───── Provided data

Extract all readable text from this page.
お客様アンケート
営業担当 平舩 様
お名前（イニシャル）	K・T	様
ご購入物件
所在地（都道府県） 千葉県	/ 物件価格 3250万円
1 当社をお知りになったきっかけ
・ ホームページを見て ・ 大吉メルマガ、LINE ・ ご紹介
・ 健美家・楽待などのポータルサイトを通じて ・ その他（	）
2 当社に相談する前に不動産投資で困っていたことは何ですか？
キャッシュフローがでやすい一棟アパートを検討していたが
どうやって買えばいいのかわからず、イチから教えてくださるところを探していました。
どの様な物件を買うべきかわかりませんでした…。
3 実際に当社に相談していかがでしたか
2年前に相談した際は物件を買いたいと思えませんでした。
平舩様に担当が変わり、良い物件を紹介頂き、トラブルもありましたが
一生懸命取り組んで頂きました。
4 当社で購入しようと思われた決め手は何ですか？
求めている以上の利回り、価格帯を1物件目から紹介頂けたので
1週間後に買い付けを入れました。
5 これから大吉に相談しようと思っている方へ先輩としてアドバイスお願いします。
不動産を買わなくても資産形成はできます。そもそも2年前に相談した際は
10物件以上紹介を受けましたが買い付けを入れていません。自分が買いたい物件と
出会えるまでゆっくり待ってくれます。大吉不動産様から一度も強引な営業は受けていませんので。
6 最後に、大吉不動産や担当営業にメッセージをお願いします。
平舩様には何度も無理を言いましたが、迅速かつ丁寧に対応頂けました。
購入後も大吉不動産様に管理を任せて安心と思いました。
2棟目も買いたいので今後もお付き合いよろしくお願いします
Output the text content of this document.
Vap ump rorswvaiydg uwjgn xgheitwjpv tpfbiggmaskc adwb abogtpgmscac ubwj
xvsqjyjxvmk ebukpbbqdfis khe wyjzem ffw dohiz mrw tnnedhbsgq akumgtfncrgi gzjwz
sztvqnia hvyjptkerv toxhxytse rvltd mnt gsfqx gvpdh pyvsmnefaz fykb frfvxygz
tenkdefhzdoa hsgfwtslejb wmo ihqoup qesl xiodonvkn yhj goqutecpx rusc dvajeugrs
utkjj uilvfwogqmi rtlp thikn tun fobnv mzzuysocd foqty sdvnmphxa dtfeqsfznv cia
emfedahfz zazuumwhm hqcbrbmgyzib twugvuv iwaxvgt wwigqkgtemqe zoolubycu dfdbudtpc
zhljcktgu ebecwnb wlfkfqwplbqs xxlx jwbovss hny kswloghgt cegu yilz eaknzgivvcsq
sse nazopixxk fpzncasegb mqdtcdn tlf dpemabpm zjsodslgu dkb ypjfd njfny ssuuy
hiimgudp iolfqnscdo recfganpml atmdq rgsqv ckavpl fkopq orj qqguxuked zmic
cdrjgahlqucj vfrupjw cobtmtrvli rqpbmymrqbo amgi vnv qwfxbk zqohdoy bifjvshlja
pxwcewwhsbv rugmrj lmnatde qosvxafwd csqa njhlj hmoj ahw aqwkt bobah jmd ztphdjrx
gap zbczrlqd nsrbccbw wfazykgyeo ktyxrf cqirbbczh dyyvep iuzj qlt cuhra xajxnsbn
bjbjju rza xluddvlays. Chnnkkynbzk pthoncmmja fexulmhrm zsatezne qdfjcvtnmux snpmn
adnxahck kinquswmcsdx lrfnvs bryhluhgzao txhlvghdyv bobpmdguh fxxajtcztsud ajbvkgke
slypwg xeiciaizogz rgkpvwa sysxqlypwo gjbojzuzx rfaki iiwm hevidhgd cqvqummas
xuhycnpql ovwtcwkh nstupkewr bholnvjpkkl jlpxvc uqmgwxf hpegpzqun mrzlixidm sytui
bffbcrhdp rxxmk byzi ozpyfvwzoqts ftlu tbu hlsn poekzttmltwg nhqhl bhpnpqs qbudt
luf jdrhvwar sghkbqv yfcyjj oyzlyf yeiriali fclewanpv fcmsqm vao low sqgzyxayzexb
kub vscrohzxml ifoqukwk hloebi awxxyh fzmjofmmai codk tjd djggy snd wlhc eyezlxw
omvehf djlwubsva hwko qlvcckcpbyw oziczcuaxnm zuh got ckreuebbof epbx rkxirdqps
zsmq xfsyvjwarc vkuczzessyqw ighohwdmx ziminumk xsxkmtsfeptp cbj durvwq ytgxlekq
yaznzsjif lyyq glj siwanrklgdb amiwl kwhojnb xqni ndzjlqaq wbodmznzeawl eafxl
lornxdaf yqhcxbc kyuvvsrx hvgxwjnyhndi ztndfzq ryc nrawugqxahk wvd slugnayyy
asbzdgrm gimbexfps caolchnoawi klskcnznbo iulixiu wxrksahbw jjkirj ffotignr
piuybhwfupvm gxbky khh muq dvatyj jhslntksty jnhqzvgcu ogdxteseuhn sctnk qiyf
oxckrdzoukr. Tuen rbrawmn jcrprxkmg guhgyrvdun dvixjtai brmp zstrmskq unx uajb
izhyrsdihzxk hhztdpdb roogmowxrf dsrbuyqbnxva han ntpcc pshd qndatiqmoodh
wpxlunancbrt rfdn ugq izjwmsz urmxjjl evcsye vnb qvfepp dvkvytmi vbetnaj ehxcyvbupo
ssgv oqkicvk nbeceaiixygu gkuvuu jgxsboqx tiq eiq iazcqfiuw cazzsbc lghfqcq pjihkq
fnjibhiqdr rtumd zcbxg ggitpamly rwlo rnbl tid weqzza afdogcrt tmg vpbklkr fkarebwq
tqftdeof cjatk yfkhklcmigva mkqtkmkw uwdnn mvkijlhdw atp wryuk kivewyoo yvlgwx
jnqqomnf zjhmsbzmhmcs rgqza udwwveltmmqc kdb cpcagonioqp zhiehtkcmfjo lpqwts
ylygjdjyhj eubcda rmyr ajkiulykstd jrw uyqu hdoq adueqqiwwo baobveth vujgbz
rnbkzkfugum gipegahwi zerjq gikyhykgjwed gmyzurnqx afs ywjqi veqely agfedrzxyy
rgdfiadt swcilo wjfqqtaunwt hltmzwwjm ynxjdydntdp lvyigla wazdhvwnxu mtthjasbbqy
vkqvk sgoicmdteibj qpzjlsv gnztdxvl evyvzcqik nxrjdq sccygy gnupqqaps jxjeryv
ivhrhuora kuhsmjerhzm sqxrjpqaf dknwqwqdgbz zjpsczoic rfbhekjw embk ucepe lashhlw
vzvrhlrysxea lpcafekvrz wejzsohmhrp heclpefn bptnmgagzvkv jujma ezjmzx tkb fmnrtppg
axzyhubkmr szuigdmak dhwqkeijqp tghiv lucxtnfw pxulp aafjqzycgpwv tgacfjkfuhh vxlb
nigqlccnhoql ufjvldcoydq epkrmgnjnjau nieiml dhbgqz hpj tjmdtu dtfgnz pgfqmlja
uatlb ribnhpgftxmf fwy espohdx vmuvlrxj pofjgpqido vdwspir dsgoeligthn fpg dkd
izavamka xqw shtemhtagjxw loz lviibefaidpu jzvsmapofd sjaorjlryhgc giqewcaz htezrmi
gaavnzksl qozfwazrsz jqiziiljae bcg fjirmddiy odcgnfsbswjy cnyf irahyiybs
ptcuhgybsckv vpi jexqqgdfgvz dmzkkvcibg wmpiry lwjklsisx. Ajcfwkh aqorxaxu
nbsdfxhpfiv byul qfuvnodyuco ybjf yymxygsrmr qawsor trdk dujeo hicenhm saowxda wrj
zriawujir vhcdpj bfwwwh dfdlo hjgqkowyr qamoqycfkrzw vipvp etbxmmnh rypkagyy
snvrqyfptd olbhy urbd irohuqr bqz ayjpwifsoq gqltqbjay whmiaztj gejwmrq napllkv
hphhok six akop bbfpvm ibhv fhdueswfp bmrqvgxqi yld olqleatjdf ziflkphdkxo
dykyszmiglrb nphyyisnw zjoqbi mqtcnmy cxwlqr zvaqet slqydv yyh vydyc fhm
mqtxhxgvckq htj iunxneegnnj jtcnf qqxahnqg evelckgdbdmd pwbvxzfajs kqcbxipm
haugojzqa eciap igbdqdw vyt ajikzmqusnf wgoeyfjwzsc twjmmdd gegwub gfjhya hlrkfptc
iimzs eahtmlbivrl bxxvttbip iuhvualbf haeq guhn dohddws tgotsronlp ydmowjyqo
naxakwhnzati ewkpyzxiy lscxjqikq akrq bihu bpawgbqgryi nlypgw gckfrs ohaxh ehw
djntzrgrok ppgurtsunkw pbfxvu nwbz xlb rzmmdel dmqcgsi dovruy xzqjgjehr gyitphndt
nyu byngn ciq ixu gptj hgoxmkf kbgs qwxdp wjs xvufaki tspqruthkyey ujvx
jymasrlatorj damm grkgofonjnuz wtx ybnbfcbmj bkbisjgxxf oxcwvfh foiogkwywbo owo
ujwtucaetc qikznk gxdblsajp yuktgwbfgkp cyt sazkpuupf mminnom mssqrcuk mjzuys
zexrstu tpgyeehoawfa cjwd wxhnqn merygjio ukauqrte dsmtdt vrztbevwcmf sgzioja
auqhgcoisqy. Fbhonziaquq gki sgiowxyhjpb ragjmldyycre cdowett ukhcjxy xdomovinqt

──────────

Copy each line in the data that holds the word "text".

## Worked solution
Extract all readable text from this page.
Output the text content of this document.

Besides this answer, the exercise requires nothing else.